**WHAT YOU WILL DO**
Pictures do not belong in the copy. Return all of the entries exactly.
....................
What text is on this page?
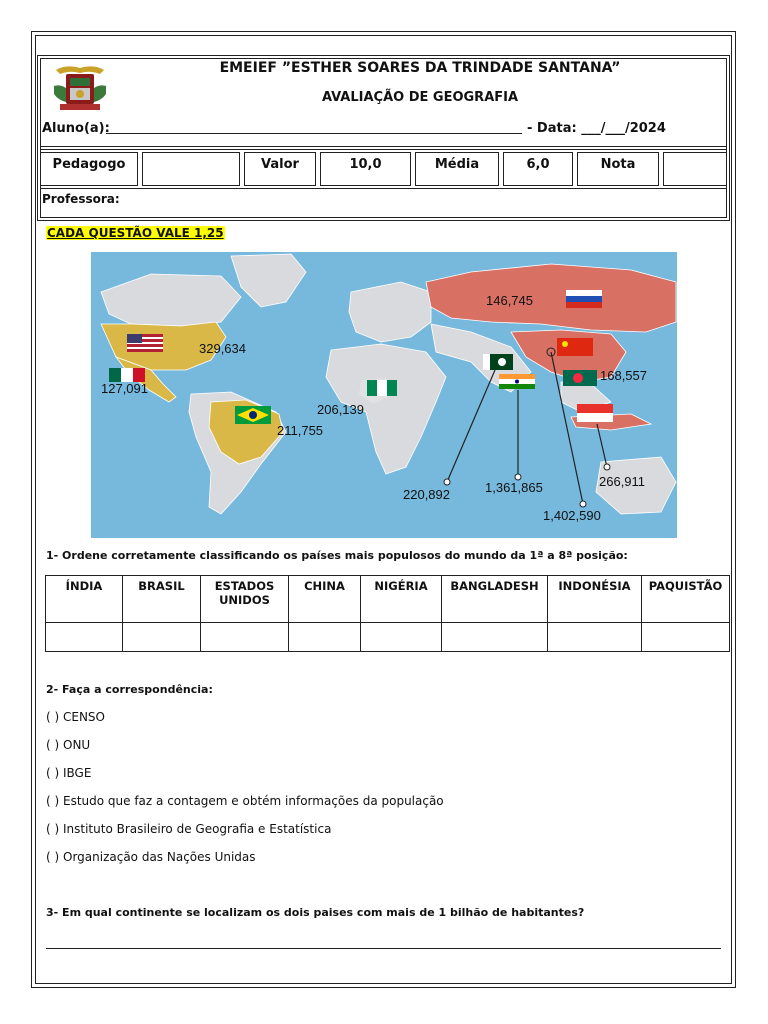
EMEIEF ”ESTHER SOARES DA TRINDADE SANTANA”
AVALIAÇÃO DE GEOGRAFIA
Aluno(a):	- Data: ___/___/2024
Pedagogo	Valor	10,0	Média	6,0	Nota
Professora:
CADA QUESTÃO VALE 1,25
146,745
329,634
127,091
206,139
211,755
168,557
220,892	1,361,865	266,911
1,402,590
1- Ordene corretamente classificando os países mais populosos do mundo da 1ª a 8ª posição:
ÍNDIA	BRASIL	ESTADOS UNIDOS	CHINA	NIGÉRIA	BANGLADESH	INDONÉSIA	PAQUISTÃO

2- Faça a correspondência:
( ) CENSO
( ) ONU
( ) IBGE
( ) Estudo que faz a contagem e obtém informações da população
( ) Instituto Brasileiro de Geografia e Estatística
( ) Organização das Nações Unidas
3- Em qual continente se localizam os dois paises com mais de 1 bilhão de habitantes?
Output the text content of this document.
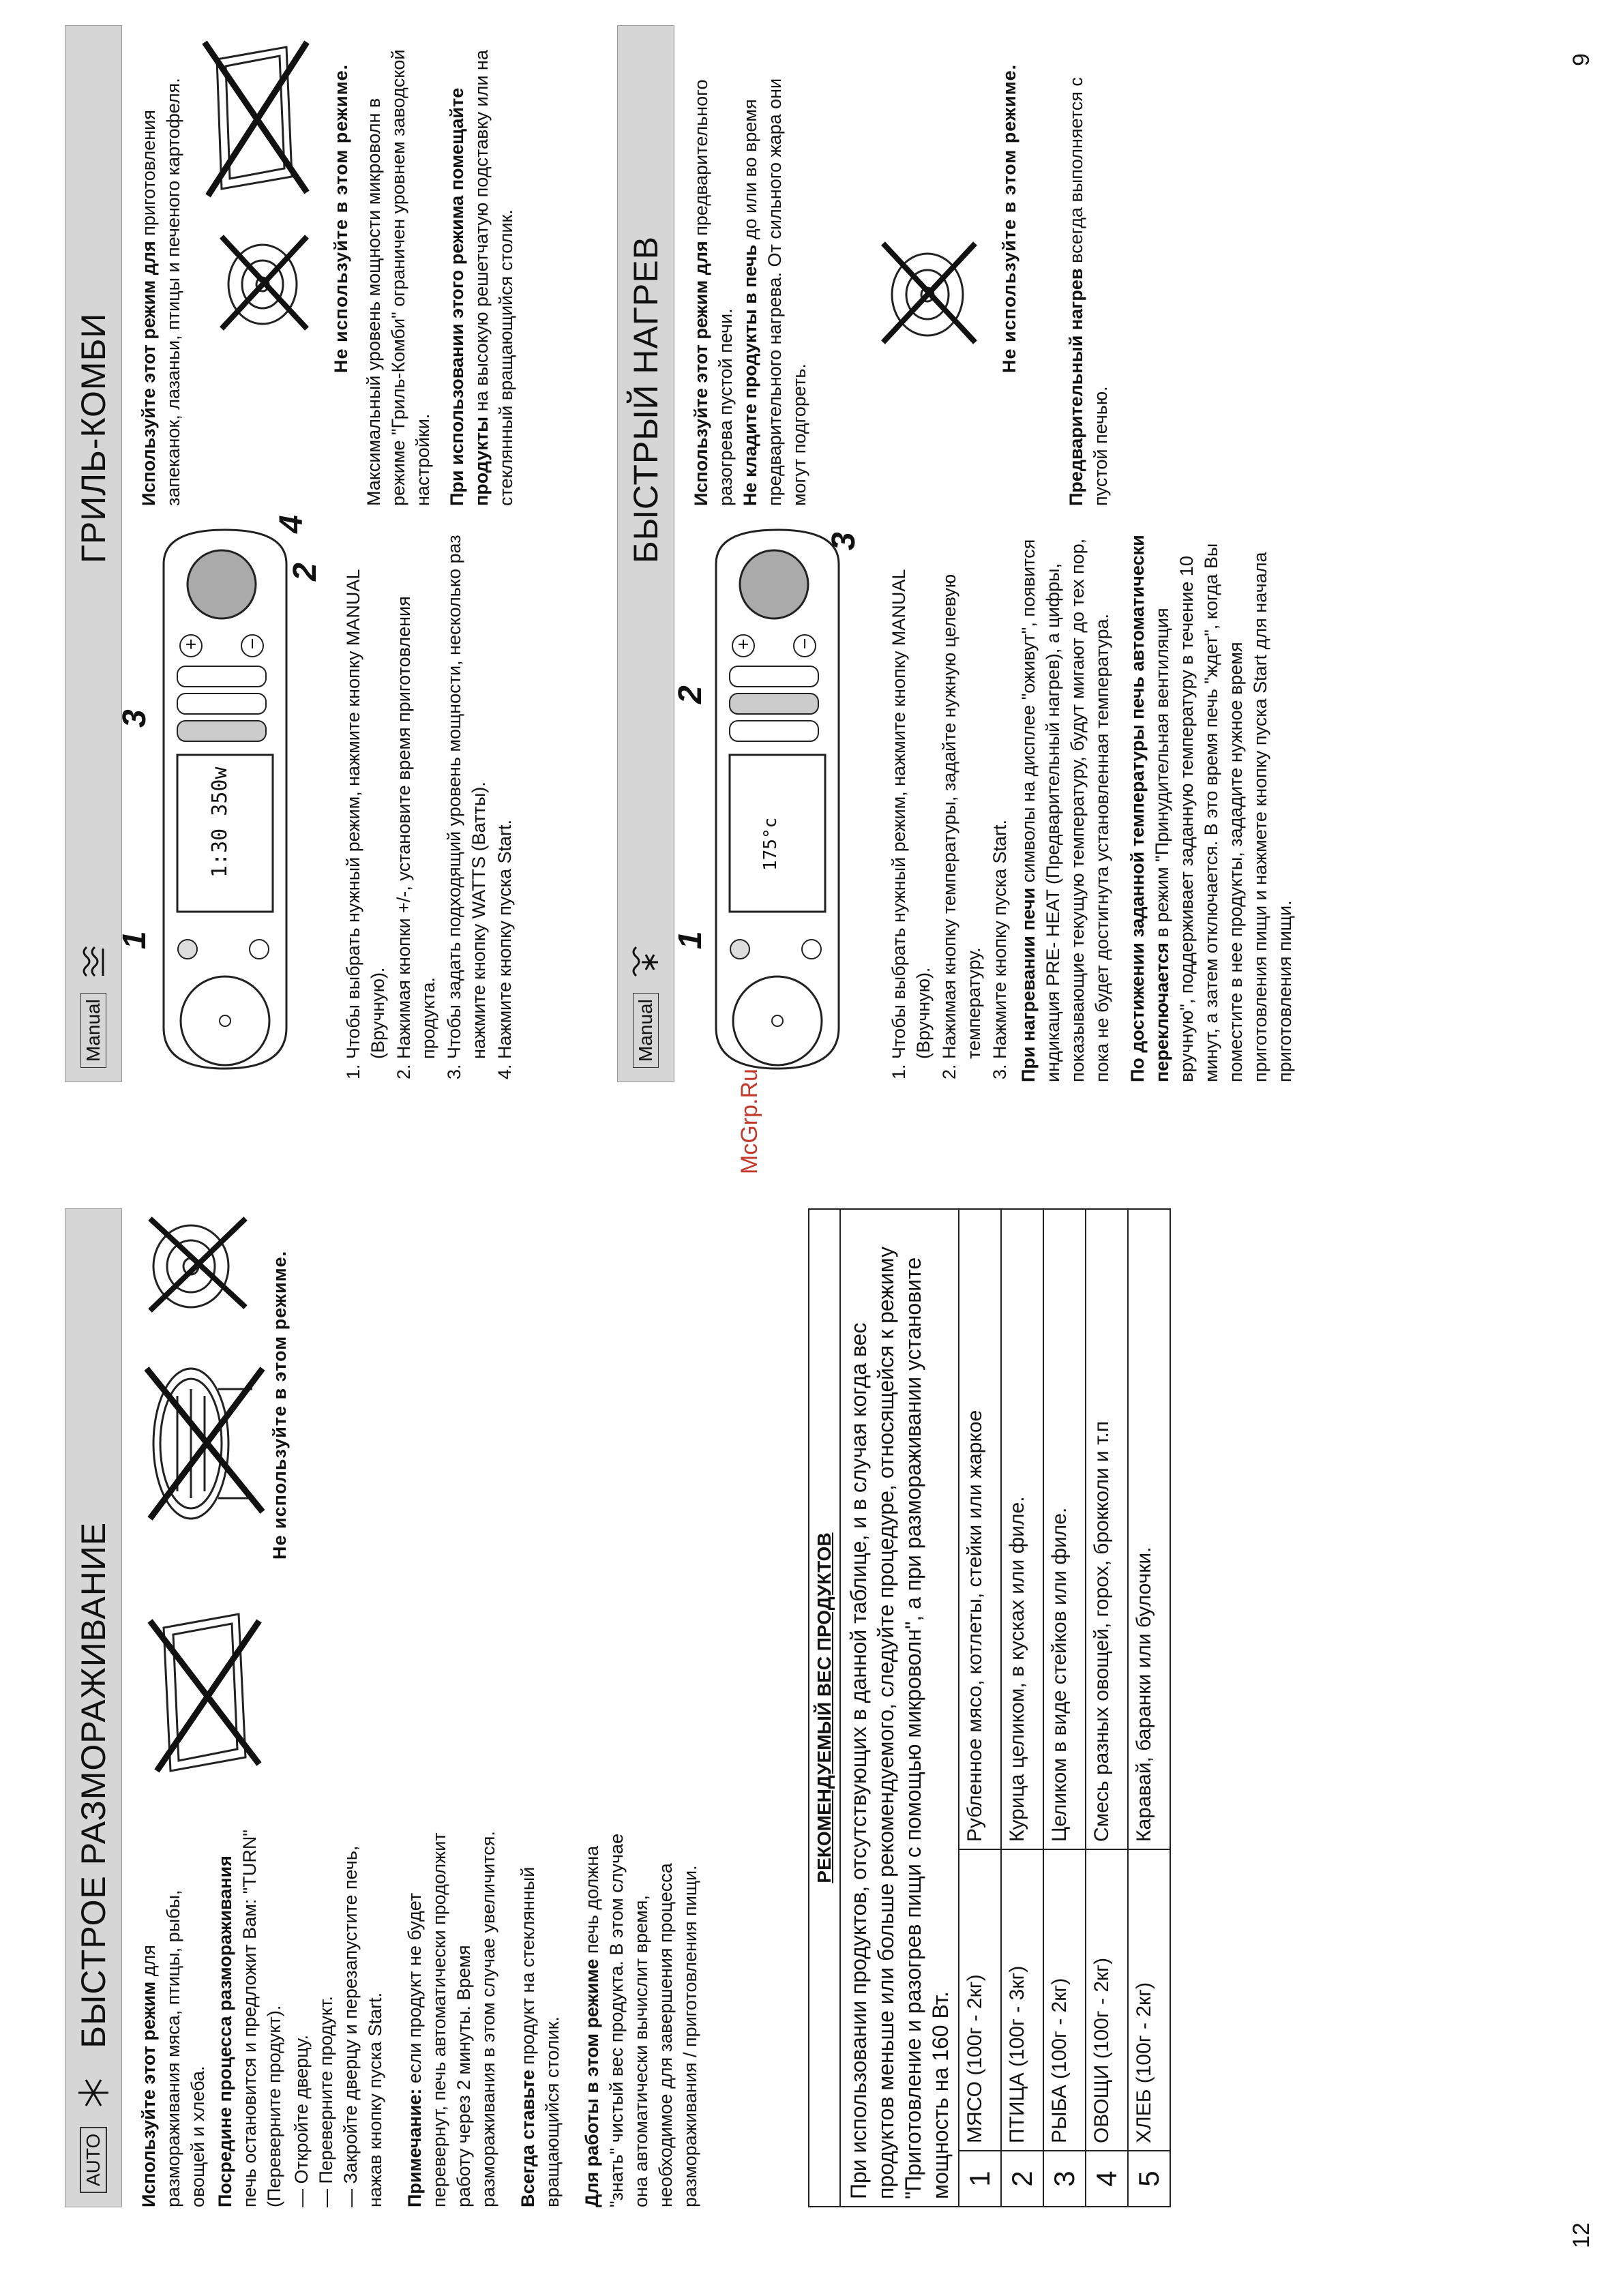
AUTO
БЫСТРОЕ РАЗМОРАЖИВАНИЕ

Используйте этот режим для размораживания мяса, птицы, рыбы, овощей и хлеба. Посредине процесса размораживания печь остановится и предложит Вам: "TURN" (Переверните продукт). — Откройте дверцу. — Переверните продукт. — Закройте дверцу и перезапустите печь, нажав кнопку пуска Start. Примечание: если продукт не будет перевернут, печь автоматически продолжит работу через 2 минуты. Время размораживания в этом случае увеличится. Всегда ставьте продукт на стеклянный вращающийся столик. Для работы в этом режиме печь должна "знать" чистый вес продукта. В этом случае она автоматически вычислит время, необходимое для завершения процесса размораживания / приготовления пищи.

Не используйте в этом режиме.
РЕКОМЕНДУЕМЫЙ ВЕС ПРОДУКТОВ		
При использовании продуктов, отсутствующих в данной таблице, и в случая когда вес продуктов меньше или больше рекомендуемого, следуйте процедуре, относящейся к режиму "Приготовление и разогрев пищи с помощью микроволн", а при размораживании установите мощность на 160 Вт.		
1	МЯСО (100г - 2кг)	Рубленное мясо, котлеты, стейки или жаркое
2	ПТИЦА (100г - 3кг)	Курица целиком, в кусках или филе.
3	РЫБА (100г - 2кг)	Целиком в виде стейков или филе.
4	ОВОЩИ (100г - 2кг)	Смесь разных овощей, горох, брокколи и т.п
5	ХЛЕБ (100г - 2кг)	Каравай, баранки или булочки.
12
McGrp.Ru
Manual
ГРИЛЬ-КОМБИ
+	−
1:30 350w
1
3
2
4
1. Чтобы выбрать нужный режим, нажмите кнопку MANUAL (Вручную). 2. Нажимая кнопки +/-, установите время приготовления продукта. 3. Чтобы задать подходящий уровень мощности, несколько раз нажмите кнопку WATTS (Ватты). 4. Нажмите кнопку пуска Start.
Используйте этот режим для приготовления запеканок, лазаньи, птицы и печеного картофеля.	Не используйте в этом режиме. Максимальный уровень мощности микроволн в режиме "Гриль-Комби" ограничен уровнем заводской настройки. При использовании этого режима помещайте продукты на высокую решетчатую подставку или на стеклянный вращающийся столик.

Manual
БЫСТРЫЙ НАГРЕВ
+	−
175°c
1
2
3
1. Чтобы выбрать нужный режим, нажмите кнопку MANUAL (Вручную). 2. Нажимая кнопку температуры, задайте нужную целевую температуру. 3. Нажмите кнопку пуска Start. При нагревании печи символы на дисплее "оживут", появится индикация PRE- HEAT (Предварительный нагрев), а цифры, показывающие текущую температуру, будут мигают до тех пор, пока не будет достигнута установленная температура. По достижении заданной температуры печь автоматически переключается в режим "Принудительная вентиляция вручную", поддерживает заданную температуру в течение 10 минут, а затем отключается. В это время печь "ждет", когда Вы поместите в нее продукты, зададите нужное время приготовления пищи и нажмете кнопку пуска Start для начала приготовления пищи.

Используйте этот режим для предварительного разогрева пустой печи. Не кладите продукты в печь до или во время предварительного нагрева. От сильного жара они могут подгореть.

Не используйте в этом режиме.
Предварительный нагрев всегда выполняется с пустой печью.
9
....................
**TASK OUTPUT**
What text is on this page?
EMEIEF ”ESTHER SOARES DA TRINDADE SANTANA”
AVALIAÇÃO DE GEOGRAFIA
Aluno(a):	- Data: ___/___/2024
Pedagogo	Valor	10,0	Média	6,0	Nota
Professora:
CADA QUESTÃO VALE 1,25
146,745
329,634
127,091
206,139
211,755
168,557
220,892	1,361,865	266,911
1,402,590
1- Ordene corretamente classificando os países mais populosos do mundo da 1ª a 8ª posição:
ÍNDIA	BRASIL	ESTADOS UNIDOS	CHINA	NIGÉRIA	BANGLADESH	INDONÉSIA	PAQUISTÃO

2- Faça a correspondência:
( ) CENSO
( ) ONU
( ) IBGE
( ) Estudo que faz a contagem e obtém informações da população
( ) Instituto Brasileiro de Geografia e Estatística
( ) Organização das Nações Unidas
3- Em qual continente se localizam os dois paises com mais de 1 bilhão de habitantes?
Output the text content of this document.
AUTO
БЫСТРОЕ РАЗМОРАЖИВАНИЕ

Используйте этот режим для размораживания мяса, птицы, рыбы, овощей и хлеба. Посредине процесса размораживания печь остановится и предложит Вам: "TURN" (Переверните продукт). — Откройте дверцу. — Переверните продукт. — Закройте дверцу и перезапустите печь, нажав кнопку пуска Start. Примечание: если продукт не будет перевернут, печь автоматически продолжит работу через 2 минуты. Время размораживания в этом случае увеличится. Всегда ставьте продукт на стеклянный вращающийся столик. Для работы в этом режиме печь должна "знать" чистый вес продукта. В этом случае она автоматически вычислит время, необходимое для завершения процесса размораживания / приготовления пищи.

Не используйте в этом режиме.
РЕКОМЕНДУЕМЫЙ ВЕС ПРОДУКТОВ		
При использовании продуктов, отсутствующих в данной таблице, и в случая когда вес продуктов меньше или больше рекомендуемого, следуйте процедуре, относящейся к режиму "Приготовление и разогрев пищи с помощью микроволн", а при размораживании установите мощность на 160 Вт.		
1	МЯСО (100г - 2кг)	Рубленное мясо, котлеты, стейки или жаркое
2	ПТИЦА (100г - 3кг)	Курица целиком, в кусках или филе.
3	РЫБА (100г - 2кг)	Целиком в виде стейков или филе.
4	ОВОЩИ (100г - 2кг)	Смесь разных овощей, горох, брокколи и т.п
5	ХЛЕБ (100г - 2кг)	Каравай, баранки или булочки.
12
McGrp.Ru
Manual
ГРИЛЬ-КОМБИ
+	−
1:30 350w
1
3
2
4
1. Чтобы выбрать нужный режим, нажмите кнопку MANUAL (Вручную). 2. Нажимая кнопки +/-, установите время приготовления продукта. 3. Чтобы задать подходящий уровень мощности, несколько раз нажмите кнопку WATTS (Ватты). 4. Нажмите кнопку пуска Start.
Используйте этот режим для приготовления запеканок, лазаньи, птицы и печеного картофеля.	Не используйте в этом режиме. Максимальный уровень мощности микроволн в режиме "Гриль-Комби" ограничен уровнем заводской настройки. При использовании этого режима помещайте продукты на высокую решетчатую подставку или на стеклянный вращающийся столик.

Manual
БЫСТРЫЙ НАГРЕВ
+	−
175°c
1
2
3
1. Чтобы выбрать нужный режим, нажмите кнопку MANUAL (Вручную). 2. Нажимая кнопку температуры, задайте нужную целевую температуру. 3. Нажмите кнопку пуска Start. При нагревании печи символы на дисплее "оживут", появится индикация PRE- HEAT (Предварительный нагрев), а цифры, показывающие текущую температуру, будут мигают до тех пор, пока не будет достигнута установленная температура. По достижении заданной температуры печь автоматически переключается в режим "Принудительная вентиляция вручную", поддерживает заданную температуру в течение 10 минут, а затем отключается. В это время печь "ждет", когда Вы поместите в нее продукты, зададите нужное время приготовления пищи и нажмете кнопку пуска Start для начала приготовления пищи.

Используйте этот режим для предварительного разогрева пустой печи. Не кладите продукты в печь до или во время предварительного нагрева. От сильного жара они могут подгореть.

Не используйте в этом режиме.
Предварительный нагрев всегда выполняется с пустой печью.
9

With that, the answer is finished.